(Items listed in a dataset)
———
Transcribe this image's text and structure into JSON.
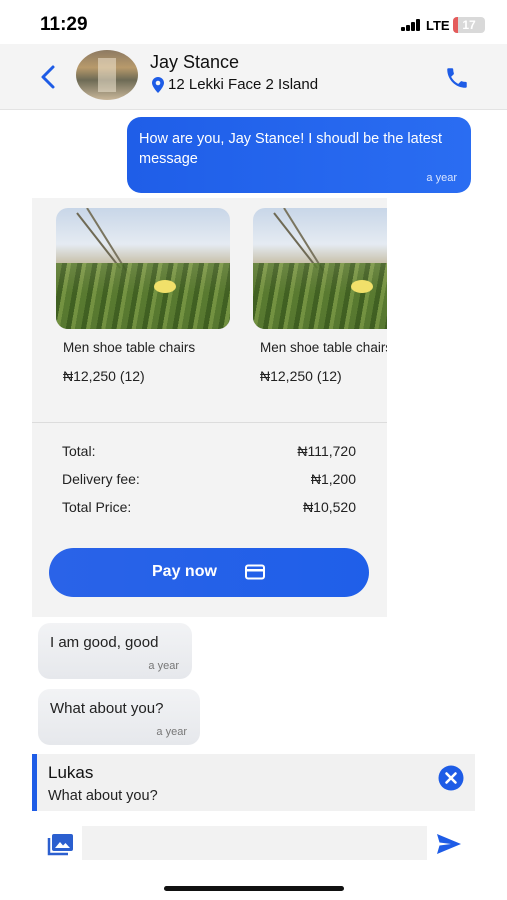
{
  "status_bar": {
    "time": "11:29",
    "network": "LTE",
    "battery_level": "17",
    "battery_fraction": 0.17
  },
  "header": {
    "contact_name": "Jay Stance",
    "address": "12 Lekki Face 2 Island",
    "icons": [
      "back-arrow-icon",
      "location-pin-icon",
      "phone-icon"
    ]
  },
  "messages": {
    "outgoing_1": {
      "text": "How are you, Jay Stance! I shoudl be the latest message",
      "time": "a year"
    },
    "incoming_1": {
      "text": "I am good, good",
      "time": "a year"
    },
    "incoming_2": {
      "text": "What about you?",
      "time": "a year"
    }
  },
  "order": {
    "products": [
      {
        "name": "Men shoe table chairs",
        "price": "₦12,250 (12)"
      },
      {
        "name": "Men shoe table chairs",
        "price": "₦12,250 (12)"
      }
    ],
    "total_label": "Total:",
    "total_value": "₦111,720",
    "delivery_label": "Delivery fee:",
    "delivery_value": "₦1,200",
    "total_price_label": "Total Price:",
    "total_price_value": "₦10,520",
    "pay_button": "Pay now"
  },
  "reply_preview": {
    "author": "Lukas",
    "text": "What about you?"
  },
  "composer": {
    "placeholder": ""
  },
  "colors": {
    "accent": "#1f5ee8",
    "bubble_incoming": "#eceef1",
    "card_bg": "#f3f3f3"
  }
}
———
* _THE TASK_
Look through the entries above for the word "about". Copy every line where it shows up.

* _EXERCISE ANSWER_
      "text": "What about you?",
    "text": "What about you?"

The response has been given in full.